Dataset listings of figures
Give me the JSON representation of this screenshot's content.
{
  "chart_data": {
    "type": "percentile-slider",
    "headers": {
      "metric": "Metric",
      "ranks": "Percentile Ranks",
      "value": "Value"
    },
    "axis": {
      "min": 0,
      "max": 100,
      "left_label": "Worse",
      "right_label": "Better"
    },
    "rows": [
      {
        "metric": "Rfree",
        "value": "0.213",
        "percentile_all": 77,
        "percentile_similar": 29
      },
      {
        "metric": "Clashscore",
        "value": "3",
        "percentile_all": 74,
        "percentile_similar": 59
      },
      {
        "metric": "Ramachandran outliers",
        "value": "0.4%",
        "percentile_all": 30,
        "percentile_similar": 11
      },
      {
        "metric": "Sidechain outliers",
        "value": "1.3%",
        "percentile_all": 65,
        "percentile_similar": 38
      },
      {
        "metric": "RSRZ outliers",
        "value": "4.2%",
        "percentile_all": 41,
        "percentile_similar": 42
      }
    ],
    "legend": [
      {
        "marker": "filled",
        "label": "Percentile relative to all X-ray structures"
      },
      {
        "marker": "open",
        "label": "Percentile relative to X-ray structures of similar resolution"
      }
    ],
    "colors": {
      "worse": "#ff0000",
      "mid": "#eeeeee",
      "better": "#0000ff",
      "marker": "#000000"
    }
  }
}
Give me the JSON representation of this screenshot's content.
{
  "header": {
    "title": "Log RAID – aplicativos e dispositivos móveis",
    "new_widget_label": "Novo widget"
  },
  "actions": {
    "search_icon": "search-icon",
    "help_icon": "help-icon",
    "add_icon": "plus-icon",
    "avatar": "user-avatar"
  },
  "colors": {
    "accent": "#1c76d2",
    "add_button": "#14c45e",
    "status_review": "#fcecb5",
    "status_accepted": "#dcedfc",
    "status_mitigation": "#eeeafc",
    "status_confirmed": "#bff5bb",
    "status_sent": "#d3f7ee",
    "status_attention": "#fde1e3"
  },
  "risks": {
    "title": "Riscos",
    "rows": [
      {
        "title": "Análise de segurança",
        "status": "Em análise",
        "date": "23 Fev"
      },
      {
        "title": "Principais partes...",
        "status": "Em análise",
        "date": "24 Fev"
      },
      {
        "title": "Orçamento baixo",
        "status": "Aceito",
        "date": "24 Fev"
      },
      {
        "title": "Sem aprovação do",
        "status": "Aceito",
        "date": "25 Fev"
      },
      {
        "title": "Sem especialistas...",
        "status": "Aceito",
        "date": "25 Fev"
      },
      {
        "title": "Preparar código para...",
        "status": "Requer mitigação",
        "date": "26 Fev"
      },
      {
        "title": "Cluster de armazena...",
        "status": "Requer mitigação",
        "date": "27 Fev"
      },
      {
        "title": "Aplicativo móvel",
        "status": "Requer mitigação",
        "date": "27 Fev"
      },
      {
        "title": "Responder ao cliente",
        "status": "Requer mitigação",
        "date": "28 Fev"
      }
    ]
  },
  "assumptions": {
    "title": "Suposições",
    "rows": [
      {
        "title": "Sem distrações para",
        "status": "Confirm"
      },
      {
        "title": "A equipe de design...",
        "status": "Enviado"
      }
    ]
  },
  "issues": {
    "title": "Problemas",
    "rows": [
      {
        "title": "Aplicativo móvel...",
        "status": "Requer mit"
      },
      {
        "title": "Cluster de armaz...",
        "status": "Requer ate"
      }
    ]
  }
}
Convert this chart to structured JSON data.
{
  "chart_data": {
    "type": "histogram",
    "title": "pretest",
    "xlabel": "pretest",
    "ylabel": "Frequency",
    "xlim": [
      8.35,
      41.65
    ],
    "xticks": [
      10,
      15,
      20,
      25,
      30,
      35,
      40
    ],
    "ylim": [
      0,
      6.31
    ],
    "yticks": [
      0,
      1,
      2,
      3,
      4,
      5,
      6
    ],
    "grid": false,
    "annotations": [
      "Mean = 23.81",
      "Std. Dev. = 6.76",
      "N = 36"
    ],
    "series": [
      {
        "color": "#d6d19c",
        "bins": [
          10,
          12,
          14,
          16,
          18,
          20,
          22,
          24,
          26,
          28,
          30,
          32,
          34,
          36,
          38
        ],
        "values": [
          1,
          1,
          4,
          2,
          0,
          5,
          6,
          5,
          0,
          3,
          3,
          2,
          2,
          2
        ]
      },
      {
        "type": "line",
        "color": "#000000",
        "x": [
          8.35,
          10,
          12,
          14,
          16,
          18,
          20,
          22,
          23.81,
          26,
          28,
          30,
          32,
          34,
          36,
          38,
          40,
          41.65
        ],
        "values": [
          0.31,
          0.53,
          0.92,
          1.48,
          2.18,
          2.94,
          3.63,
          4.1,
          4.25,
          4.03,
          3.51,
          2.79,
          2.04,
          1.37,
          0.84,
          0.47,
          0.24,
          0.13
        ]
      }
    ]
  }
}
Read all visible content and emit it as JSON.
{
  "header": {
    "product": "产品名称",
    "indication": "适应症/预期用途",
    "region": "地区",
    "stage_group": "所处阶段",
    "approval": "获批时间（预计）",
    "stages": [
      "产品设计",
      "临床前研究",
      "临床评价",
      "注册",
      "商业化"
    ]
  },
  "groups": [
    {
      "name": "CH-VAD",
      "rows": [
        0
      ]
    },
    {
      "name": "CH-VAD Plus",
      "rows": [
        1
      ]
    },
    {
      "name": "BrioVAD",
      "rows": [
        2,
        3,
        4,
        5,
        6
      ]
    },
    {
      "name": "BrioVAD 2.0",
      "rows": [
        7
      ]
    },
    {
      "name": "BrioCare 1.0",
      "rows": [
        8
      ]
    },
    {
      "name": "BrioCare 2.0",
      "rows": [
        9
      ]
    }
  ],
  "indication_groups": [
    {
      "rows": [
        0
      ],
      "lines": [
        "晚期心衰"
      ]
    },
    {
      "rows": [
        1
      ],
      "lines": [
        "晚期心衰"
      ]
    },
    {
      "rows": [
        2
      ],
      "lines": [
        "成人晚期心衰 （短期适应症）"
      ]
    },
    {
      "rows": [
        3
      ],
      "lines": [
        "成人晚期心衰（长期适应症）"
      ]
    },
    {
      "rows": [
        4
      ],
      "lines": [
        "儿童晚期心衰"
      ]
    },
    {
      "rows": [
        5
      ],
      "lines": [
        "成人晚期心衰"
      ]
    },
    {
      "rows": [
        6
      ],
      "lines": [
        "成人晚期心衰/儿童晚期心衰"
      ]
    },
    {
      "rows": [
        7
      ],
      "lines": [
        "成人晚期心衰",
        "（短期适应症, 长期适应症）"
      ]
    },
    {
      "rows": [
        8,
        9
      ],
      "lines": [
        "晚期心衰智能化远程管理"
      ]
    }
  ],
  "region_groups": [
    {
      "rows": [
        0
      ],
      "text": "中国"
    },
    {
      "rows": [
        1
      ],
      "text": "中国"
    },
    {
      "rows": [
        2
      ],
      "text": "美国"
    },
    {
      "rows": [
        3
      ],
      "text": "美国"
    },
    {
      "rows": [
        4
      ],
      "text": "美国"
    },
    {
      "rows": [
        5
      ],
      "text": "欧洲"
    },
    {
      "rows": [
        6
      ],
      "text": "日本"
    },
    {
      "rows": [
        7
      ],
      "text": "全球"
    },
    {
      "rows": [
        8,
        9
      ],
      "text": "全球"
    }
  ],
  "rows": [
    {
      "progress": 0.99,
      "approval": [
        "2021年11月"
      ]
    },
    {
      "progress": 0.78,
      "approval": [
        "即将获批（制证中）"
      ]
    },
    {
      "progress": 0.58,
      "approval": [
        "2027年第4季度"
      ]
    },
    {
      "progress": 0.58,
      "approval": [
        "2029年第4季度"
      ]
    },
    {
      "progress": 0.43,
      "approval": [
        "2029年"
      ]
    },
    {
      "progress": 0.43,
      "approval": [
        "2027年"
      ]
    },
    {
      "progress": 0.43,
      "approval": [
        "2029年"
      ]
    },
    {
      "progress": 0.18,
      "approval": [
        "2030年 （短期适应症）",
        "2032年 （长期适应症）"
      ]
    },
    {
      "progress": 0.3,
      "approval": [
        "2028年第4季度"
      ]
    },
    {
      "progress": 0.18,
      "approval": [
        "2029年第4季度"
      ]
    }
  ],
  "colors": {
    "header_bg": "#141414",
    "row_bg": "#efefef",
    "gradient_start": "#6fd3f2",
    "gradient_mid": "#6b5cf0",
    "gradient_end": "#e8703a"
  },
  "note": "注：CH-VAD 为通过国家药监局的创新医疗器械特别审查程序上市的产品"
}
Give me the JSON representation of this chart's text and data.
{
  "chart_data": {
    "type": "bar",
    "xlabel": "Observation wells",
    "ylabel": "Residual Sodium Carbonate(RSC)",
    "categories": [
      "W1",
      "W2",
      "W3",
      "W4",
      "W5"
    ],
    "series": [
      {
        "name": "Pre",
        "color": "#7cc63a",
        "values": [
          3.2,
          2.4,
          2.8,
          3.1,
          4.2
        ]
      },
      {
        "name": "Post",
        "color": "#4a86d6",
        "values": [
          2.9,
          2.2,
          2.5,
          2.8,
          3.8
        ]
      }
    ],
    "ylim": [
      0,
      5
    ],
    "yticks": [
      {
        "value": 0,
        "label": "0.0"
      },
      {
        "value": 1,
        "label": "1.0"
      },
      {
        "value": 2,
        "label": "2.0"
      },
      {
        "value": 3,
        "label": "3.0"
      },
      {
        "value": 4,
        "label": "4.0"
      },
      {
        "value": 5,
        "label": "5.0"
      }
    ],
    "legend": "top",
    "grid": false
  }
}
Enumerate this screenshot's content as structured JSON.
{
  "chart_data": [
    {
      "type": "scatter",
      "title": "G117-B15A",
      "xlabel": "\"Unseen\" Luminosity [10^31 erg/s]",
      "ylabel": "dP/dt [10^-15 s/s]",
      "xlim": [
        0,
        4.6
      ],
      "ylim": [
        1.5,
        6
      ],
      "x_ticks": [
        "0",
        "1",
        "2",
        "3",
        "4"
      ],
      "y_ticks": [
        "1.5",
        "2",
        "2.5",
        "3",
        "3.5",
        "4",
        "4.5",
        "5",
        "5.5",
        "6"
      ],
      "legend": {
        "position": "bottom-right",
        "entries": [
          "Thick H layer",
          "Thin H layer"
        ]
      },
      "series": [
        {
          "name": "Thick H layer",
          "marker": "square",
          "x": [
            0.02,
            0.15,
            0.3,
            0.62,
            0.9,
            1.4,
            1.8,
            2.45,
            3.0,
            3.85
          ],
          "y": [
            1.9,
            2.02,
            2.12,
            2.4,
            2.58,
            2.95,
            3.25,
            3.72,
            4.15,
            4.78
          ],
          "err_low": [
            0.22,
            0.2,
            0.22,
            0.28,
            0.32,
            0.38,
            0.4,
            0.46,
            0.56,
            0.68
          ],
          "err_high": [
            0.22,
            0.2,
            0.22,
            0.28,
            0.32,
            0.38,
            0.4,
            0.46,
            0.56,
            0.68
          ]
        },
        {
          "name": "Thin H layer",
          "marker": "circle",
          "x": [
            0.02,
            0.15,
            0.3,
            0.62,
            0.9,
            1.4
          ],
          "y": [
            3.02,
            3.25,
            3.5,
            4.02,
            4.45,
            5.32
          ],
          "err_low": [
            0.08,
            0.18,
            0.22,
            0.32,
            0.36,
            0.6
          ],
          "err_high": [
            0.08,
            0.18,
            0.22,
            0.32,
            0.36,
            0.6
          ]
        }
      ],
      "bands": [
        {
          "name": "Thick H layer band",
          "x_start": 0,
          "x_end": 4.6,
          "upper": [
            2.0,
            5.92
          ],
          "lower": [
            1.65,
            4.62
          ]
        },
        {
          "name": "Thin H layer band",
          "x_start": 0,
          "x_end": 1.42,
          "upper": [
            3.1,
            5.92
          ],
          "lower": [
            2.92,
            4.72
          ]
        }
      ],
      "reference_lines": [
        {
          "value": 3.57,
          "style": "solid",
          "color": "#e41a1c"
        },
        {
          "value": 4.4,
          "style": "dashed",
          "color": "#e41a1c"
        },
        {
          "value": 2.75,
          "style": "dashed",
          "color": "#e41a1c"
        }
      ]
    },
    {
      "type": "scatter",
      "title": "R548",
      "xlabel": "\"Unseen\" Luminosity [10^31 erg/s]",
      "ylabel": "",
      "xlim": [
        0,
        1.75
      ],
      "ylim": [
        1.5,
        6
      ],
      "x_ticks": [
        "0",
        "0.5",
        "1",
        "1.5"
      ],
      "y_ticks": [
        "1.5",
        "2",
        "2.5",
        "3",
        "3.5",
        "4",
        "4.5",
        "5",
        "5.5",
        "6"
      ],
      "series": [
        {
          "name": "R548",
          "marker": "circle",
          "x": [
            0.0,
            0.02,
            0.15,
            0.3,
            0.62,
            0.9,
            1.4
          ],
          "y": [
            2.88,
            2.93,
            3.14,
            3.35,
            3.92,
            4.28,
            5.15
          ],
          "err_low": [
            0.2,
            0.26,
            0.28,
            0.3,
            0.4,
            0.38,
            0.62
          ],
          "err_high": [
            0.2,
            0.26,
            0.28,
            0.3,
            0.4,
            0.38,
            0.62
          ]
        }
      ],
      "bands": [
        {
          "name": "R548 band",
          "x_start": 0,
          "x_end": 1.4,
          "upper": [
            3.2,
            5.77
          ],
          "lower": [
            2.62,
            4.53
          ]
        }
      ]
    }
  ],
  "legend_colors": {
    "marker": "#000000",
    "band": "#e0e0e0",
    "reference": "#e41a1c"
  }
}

_Your instructions_: Your task is to gather all lines from the entries above that hold the word "structured".

_Result of the task_:
Convert this chart to structured JSON data.
Enumerate this screenshot's content as structured JSON.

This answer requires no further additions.